EXERCISE REQUIREMENTS: Lines containing the string "активирован" are to be collected in full.
━━━━━━━━━━
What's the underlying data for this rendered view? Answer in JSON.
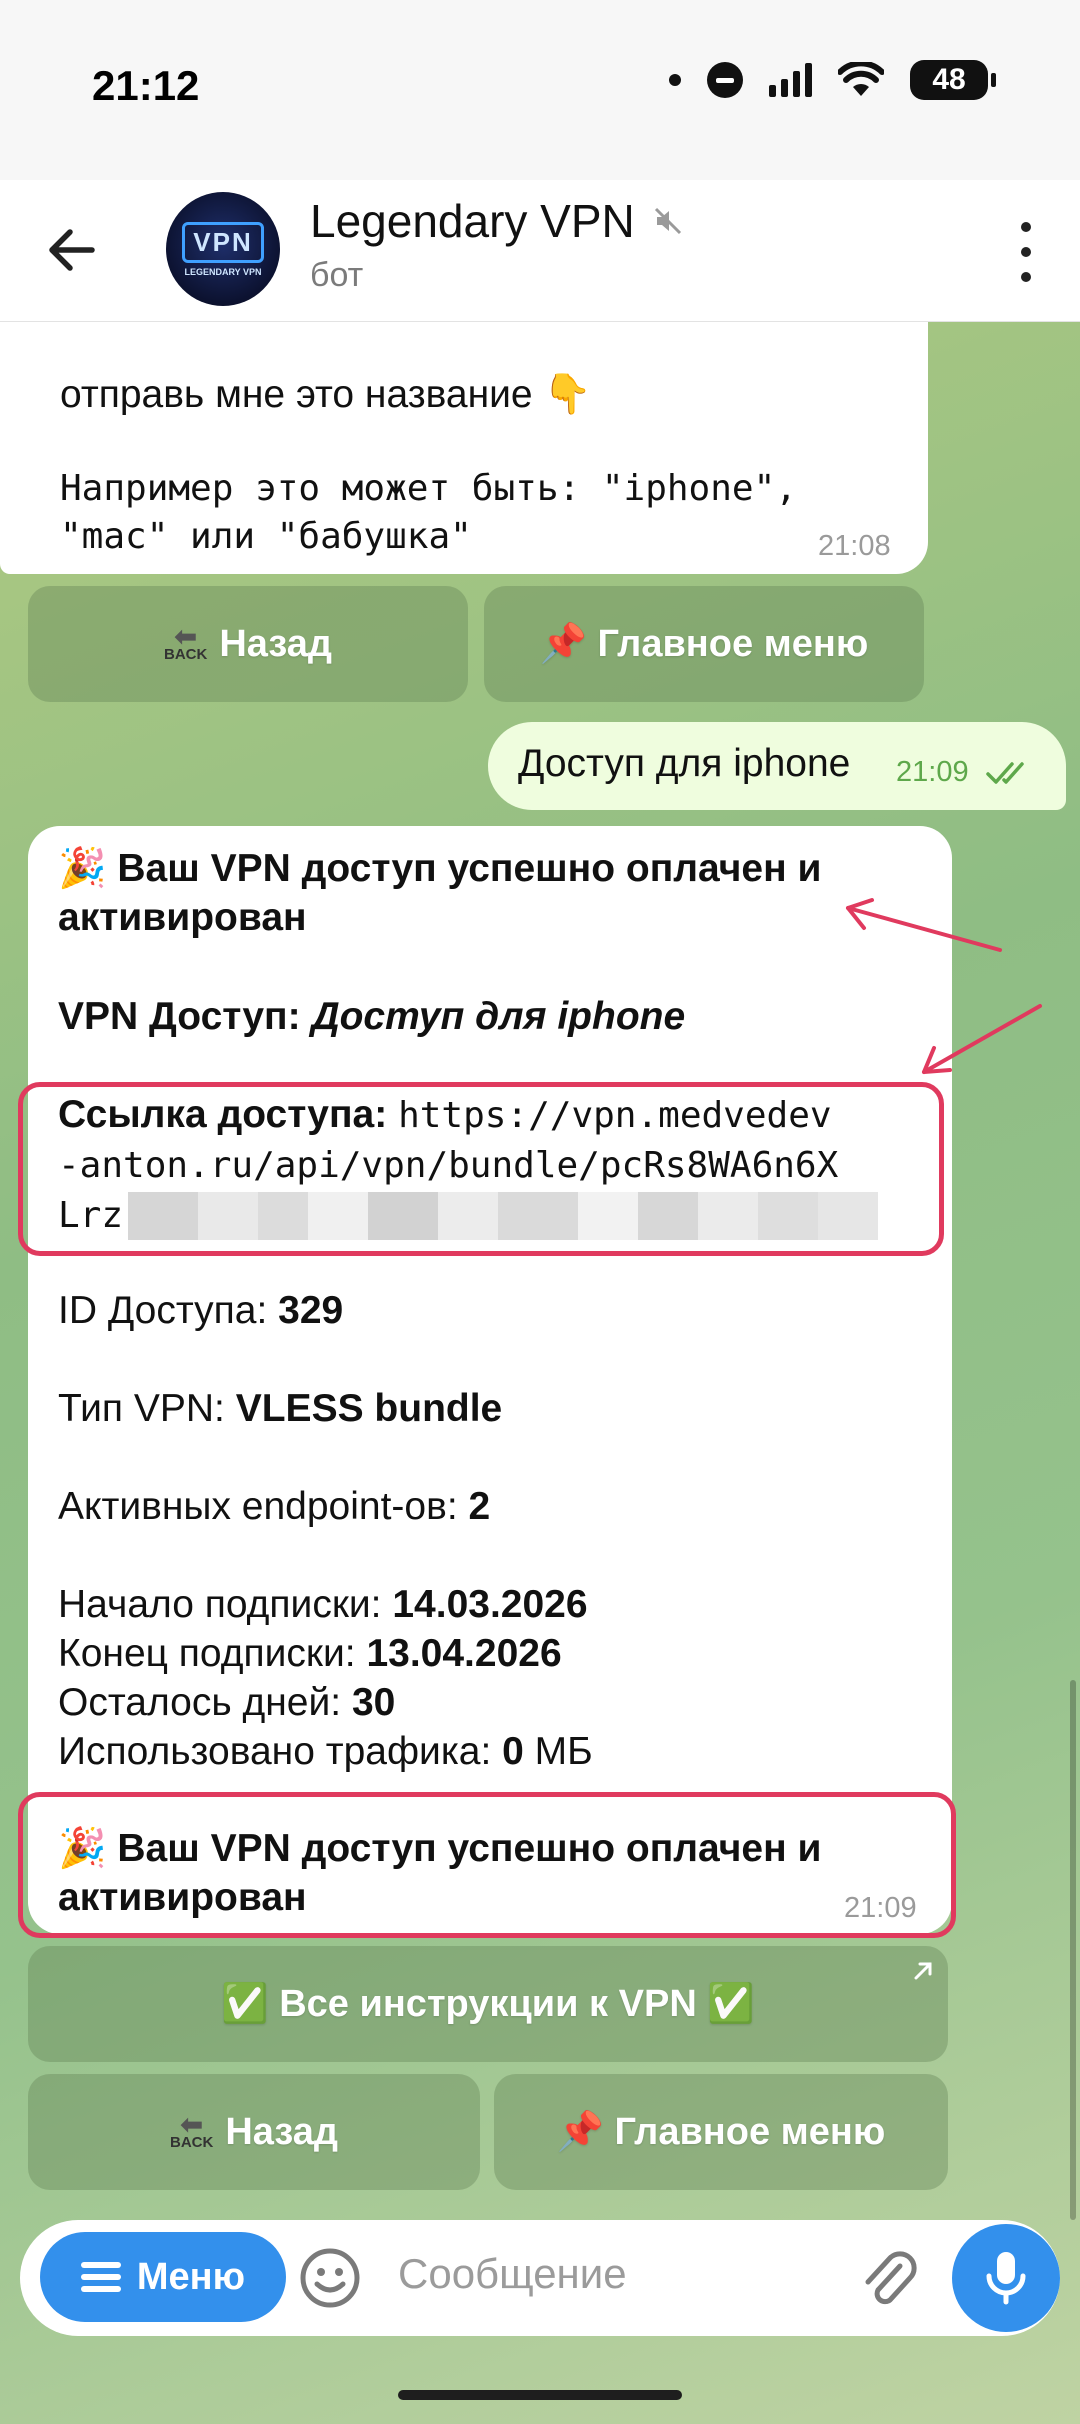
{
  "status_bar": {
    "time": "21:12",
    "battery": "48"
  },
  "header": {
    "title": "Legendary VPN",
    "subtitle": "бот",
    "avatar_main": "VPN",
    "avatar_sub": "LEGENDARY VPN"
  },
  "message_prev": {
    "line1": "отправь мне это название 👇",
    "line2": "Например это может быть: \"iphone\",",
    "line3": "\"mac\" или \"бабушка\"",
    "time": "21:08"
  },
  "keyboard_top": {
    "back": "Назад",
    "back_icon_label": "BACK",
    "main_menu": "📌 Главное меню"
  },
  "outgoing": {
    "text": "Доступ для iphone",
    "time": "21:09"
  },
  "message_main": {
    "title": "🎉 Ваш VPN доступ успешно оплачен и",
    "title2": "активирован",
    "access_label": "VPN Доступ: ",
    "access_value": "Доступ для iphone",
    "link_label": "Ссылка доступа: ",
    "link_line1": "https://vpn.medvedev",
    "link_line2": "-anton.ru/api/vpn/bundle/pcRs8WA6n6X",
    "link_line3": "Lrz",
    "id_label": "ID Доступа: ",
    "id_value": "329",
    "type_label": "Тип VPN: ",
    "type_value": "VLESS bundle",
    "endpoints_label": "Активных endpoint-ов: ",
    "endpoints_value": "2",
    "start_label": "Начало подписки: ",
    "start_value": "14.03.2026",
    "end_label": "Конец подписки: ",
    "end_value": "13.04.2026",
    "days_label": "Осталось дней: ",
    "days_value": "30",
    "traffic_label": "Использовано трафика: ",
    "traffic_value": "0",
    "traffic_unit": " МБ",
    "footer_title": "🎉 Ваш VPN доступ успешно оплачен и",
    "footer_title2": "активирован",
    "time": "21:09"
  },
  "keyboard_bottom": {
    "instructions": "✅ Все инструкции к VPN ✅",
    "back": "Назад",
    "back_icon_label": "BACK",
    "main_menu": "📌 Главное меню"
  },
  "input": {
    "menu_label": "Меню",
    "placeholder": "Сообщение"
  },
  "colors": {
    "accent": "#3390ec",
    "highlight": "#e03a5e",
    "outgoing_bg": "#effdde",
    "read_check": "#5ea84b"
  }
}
━━━━━━━━━━
CORRECT RESULT:
    "title2": "активирован",
    "footer_title2": "активирован",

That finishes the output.